[Figure data in JSON]
--------------------------------
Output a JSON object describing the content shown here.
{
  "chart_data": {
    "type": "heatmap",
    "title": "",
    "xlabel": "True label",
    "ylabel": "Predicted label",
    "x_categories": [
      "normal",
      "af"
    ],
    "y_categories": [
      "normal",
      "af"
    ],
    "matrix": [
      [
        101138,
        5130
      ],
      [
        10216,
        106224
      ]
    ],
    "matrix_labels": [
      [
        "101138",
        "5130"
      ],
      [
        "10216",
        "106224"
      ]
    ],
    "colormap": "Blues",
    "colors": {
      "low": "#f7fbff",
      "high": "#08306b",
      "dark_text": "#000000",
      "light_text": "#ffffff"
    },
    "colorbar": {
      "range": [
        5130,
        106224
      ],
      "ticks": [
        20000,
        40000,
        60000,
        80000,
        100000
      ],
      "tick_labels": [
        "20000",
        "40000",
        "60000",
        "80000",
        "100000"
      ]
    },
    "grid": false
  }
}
--------------------------------
=== Task goal ===
Every record above must be duplicated exactly.

=== Solution to this problem ===
Output a JSON object describing the content shown here.
{
  "chart_data": {
    "type": "heatmap",
    "title": "",
    "xlabel": "True label",
    "ylabel": "Predicted label",
    "x_categories": [
      "normal",
      "af"
    ],
    "y_categories": [
      "normal",
      "af"
    ],
    "matrix": [
      [
        101138,
        5130
      ],
      [
        10216,
        106224
      ]
    ],
    "matrix_labels": [
      [
        "101138",
        "5130"
      ],
      [
        "10216",
        "106224"
      ]
    ],
    "colormap": "Blues",
    "colors": {
      "low": "#f7fbff",
      "high": "#08306b",
      "dark_text": "#000000",
      "light_text": "#ffffff"
    },
    "colorbar": {
      "range": [
        5130,
        106224
      ],
      "ticks": [
        20000,
        40000,
        60000,
        80000,
        100000
      ],
      "tick_labels": [
        "20000",
        "40000",
        "60000",
        "80000",
        "100000"
      ]
    },
    "grid": false
  }
}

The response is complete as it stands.